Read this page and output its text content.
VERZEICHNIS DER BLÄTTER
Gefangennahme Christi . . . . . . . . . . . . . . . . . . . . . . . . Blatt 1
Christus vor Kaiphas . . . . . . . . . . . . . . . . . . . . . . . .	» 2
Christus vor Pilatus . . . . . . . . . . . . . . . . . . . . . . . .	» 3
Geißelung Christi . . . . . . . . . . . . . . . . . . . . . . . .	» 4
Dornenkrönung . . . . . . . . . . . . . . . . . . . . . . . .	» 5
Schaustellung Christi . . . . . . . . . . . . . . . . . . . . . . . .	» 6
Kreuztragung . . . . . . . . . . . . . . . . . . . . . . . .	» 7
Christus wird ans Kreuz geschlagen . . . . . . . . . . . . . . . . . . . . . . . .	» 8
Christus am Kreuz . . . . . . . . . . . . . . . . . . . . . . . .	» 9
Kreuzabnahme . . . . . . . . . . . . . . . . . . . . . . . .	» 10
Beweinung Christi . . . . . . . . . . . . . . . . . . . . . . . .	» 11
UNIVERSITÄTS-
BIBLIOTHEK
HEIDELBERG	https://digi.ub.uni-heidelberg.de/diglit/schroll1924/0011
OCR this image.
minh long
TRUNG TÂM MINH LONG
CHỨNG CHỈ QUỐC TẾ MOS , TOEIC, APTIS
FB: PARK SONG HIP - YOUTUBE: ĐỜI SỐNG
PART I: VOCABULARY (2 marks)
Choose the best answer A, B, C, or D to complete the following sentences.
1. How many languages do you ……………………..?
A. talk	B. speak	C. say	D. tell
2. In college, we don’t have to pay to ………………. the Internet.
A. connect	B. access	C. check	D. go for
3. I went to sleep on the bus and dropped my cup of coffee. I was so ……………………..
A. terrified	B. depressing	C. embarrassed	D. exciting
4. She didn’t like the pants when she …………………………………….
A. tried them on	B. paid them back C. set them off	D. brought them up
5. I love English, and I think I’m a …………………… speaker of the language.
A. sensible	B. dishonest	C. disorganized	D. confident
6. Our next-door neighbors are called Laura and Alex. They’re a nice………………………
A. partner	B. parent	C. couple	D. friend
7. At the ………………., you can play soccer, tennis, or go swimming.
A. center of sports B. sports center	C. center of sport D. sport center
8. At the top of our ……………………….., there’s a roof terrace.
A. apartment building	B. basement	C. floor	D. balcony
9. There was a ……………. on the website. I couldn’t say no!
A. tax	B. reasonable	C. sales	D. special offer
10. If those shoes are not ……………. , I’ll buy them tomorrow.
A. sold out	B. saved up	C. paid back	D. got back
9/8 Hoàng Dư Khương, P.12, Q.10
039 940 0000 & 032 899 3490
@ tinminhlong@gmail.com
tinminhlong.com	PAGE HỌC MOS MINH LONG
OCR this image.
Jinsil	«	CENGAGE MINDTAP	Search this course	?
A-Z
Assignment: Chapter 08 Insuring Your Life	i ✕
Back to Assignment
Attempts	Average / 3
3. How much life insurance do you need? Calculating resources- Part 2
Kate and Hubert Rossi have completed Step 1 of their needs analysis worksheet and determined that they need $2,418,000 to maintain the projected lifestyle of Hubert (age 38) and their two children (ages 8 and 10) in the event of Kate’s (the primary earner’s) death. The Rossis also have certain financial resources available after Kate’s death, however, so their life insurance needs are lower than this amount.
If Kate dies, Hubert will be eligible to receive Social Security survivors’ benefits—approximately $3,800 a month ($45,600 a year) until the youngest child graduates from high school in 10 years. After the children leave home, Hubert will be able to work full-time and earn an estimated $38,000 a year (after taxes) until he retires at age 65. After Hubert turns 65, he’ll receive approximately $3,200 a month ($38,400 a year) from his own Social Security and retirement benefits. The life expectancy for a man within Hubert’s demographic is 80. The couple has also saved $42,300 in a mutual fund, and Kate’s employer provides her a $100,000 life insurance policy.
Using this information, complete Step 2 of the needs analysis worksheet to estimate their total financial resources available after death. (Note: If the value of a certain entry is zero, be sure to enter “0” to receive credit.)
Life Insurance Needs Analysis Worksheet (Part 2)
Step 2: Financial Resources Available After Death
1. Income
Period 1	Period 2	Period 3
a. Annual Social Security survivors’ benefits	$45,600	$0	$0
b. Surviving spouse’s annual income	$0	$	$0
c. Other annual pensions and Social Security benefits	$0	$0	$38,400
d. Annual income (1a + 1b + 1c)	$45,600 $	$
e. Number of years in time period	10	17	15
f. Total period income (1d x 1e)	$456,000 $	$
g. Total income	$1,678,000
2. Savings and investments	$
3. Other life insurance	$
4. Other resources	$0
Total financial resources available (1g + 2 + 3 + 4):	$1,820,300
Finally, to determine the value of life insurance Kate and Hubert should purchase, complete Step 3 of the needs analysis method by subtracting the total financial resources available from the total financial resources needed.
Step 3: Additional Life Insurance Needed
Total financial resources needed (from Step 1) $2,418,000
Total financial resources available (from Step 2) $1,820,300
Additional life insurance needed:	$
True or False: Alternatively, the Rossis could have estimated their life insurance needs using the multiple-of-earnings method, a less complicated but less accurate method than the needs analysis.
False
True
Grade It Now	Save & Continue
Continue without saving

### WHAT YOU WILL DO:
Show all lines in the entries above where the string "them" appears.

### WRITTEN RESPONSE:
A. tried them on	B. paid them back C. set them off	D. brought them up
10. If those shoes are not ……………. , I’ll buy them tomorrow.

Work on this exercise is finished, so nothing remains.